• **Work item**
Look through the data for the string "computer". Copy every line where it is found.

• **Recorded data**
☆ ☆ ☆ ☆ ☆ ☆ ☆

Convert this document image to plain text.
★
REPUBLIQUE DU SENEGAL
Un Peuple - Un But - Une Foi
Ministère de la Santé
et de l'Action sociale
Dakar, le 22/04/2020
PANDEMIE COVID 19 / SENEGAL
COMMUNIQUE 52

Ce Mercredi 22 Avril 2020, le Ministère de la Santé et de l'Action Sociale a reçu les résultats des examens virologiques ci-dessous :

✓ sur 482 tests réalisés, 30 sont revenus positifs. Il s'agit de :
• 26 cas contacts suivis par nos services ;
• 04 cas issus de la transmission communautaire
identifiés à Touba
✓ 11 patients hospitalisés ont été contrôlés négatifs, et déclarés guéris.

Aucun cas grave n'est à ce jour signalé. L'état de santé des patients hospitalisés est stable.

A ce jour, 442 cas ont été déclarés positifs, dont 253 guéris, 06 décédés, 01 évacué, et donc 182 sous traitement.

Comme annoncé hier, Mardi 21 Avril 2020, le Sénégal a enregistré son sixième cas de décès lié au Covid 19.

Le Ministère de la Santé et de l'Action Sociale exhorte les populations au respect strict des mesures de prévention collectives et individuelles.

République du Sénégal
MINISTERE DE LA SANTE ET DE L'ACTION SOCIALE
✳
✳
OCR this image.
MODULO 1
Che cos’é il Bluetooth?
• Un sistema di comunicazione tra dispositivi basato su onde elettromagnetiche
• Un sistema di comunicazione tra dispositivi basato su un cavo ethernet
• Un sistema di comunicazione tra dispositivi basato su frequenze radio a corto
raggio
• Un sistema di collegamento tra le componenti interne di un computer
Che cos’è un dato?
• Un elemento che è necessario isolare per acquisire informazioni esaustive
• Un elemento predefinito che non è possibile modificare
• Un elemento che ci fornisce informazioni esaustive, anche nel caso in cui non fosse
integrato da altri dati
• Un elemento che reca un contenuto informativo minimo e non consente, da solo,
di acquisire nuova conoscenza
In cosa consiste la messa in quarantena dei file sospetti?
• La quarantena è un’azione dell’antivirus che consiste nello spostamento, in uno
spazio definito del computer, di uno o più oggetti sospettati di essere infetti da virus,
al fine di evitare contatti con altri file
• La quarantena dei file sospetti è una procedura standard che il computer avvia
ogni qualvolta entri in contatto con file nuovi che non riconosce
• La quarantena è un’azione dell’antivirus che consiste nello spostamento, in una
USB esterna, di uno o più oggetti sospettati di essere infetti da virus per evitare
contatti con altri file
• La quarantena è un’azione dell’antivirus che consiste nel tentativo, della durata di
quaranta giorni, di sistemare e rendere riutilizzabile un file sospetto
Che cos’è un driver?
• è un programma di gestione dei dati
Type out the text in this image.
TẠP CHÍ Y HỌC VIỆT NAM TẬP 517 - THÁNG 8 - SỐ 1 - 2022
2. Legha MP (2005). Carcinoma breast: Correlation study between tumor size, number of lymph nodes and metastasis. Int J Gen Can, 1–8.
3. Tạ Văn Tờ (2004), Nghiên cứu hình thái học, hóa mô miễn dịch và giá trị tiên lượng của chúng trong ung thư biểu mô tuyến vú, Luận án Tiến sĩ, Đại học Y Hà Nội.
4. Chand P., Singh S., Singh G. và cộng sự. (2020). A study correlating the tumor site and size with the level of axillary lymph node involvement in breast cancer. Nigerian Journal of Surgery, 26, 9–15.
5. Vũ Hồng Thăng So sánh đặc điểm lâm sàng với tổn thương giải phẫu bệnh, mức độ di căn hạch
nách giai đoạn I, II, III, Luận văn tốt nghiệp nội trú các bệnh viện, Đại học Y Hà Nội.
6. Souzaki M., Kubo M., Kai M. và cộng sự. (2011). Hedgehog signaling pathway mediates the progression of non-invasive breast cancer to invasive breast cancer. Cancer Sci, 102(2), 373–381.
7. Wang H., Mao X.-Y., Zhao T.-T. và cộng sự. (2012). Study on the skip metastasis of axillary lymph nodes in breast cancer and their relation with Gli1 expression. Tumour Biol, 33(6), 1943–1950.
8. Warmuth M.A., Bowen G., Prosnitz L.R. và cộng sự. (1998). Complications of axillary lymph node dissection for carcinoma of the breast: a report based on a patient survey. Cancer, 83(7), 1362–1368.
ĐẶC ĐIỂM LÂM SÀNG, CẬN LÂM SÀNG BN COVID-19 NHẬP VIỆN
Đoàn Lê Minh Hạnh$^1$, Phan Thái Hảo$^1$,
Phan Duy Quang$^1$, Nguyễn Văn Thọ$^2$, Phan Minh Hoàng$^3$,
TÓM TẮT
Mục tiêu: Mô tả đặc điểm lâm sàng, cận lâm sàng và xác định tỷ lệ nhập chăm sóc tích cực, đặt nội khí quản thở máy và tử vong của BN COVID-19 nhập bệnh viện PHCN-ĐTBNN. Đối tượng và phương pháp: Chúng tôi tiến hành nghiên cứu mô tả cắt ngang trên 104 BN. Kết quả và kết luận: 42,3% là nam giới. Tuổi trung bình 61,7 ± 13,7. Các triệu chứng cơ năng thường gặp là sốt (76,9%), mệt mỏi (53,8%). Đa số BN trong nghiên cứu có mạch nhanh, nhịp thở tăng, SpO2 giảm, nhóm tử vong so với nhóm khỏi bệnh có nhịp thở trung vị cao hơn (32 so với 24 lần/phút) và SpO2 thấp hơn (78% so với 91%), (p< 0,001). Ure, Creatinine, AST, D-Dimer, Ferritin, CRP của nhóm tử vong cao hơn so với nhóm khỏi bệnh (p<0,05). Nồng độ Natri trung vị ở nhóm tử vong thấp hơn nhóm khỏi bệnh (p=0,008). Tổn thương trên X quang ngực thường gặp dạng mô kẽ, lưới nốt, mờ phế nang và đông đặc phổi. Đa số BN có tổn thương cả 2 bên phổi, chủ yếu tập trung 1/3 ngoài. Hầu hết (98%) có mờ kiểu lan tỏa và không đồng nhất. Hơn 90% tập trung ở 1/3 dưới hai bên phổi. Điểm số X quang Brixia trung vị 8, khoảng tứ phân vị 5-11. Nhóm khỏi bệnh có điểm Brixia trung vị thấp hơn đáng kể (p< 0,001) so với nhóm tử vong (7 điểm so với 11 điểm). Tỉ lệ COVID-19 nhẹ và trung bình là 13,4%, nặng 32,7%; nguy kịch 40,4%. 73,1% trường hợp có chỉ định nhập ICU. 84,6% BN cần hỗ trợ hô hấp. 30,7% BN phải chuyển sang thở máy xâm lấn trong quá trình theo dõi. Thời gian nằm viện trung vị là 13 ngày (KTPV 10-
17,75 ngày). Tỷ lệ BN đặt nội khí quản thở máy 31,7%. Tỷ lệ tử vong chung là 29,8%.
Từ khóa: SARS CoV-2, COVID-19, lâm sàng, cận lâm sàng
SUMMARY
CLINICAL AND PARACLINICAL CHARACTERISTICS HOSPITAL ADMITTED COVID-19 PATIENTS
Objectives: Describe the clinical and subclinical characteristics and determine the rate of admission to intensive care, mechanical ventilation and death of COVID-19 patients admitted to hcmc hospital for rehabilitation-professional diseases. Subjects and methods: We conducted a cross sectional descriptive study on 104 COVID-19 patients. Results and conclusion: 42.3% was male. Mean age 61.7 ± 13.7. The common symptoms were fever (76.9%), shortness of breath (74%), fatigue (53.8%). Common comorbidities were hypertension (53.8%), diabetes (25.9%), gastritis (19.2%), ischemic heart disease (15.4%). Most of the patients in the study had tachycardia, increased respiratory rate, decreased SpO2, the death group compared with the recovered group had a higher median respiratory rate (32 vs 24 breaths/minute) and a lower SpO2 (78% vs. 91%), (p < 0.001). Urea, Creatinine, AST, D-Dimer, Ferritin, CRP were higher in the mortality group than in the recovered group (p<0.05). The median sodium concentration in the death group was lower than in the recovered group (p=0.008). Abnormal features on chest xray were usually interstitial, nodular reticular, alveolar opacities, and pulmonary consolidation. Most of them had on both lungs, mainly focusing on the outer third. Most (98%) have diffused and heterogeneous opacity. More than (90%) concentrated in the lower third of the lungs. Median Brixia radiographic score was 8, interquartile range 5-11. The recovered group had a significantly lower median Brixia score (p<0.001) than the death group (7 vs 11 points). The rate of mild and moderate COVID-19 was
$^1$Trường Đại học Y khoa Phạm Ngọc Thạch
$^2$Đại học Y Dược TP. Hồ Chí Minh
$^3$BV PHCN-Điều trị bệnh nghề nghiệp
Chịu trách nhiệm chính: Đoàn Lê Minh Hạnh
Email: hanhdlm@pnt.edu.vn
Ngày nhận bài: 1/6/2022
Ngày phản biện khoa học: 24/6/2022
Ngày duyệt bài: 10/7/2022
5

☆ ☆ ☆ ☆ ☆ ☆ ☆

• **Answer below**
• Un sistema di collegamento tra le componenti interne di un computer
spazio definito del computer, di uno o più oggetti sospettati di essere infetti da virus,
• La quarantena dei file sospetti è una procedura standard che il computer avvia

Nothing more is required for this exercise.